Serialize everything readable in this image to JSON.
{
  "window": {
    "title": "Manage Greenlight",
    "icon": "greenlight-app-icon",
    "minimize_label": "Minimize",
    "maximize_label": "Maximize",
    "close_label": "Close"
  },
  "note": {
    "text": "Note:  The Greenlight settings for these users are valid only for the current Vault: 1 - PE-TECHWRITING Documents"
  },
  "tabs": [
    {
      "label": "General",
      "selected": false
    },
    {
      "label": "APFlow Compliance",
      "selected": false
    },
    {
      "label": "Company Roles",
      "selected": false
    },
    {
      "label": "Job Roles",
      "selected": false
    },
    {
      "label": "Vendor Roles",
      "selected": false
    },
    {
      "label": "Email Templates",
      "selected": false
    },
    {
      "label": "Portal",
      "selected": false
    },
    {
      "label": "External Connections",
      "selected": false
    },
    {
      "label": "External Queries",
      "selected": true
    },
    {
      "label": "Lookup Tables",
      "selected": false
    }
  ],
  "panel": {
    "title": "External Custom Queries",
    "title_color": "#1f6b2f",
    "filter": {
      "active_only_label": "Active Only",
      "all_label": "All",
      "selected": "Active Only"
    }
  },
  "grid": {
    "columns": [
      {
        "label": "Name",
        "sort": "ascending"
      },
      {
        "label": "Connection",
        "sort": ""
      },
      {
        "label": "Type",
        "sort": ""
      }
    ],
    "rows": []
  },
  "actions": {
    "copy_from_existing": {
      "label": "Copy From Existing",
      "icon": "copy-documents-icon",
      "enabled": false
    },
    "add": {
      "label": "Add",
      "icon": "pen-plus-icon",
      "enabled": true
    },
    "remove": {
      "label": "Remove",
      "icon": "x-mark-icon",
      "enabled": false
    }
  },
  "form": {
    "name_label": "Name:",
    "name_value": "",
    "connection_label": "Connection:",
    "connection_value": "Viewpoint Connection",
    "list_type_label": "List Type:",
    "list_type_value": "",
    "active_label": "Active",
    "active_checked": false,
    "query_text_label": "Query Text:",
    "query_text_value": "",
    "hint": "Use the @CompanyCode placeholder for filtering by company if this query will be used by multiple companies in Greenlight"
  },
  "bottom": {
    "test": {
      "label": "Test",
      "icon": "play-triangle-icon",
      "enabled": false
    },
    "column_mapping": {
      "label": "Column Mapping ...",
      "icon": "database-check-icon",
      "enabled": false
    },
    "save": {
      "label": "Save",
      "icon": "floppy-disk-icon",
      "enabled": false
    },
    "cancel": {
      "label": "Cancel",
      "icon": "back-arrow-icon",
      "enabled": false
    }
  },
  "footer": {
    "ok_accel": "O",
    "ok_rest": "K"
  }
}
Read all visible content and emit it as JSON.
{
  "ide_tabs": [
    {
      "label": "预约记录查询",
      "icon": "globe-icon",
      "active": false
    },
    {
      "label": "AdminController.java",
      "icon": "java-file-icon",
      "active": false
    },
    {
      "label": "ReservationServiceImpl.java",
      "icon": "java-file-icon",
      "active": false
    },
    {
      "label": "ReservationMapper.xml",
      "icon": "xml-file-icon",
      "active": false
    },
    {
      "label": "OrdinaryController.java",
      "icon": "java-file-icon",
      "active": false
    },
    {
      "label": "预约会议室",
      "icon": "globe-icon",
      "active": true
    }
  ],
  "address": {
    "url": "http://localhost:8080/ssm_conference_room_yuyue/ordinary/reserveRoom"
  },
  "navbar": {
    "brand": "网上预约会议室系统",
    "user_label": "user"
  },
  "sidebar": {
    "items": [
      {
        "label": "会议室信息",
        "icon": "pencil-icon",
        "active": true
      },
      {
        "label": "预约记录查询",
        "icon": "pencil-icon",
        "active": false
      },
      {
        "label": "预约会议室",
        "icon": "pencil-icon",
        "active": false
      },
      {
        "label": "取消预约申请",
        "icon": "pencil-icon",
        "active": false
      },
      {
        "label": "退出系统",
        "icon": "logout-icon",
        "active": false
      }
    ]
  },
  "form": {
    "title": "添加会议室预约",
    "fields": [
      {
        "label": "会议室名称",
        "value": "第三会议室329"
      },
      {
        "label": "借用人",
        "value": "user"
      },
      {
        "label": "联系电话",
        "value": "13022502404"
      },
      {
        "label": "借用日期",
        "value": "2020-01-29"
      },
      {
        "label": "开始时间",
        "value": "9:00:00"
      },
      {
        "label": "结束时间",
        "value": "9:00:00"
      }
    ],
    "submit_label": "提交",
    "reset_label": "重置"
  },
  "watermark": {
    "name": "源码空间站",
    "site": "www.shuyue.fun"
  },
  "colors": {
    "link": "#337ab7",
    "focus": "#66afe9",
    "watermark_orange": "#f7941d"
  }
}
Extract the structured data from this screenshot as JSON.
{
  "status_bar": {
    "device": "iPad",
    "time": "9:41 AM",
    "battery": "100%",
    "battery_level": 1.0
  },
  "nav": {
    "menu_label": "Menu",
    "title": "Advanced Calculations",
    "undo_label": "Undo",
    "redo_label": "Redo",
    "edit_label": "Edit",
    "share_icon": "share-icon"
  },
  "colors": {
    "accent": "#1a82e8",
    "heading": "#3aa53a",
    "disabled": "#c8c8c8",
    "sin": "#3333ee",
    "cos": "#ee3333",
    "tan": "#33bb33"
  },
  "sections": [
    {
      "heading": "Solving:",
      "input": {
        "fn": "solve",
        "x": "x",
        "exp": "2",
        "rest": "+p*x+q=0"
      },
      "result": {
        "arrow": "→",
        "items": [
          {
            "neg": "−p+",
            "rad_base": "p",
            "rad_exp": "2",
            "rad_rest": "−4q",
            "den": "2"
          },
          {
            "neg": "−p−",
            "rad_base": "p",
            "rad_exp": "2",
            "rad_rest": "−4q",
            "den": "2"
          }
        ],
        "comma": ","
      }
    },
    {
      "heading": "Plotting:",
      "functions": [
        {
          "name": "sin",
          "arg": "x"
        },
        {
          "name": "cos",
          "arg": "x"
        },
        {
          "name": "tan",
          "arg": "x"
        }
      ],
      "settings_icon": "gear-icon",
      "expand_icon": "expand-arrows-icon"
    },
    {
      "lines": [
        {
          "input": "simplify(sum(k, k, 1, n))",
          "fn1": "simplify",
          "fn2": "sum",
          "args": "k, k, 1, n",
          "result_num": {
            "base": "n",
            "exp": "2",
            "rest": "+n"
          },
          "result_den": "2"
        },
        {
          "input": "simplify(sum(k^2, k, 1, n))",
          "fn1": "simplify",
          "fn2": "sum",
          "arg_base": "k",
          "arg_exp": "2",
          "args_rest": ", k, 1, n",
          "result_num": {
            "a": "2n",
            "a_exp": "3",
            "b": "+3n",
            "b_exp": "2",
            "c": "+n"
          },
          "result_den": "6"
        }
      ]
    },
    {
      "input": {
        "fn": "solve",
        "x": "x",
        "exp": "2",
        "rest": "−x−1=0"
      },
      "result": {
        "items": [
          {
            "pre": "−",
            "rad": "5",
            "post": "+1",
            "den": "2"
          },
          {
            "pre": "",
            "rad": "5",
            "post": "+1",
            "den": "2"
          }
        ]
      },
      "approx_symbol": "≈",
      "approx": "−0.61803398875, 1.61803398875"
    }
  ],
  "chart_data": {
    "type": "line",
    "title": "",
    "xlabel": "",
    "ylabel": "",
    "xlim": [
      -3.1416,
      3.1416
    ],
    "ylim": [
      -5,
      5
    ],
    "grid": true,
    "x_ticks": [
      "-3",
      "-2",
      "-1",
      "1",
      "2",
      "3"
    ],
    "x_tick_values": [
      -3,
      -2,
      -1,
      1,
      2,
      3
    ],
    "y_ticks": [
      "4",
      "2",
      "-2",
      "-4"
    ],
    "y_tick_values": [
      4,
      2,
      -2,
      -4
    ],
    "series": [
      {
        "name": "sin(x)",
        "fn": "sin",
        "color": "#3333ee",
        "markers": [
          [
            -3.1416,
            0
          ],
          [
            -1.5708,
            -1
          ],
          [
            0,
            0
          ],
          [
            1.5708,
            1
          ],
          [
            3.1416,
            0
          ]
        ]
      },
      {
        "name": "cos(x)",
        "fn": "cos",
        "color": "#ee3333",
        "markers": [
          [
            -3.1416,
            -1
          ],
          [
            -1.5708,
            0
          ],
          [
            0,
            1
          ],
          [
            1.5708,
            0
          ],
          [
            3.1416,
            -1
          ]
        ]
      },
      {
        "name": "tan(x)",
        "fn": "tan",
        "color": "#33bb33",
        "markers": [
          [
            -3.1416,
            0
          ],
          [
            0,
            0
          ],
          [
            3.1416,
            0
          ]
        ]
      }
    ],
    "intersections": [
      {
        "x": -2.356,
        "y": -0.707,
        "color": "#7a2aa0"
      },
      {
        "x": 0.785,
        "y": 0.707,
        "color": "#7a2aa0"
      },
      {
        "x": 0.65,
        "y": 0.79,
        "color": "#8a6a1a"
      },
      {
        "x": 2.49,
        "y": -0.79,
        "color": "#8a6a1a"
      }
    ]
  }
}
::::::
### [WRITTEN PROBLEM]
In the entries above, identify every line with the string "true".

### [SOLVED EXERCISE]
      "selected": true
      "enabled": true
      "active": true
        "active": true
    "grid": true,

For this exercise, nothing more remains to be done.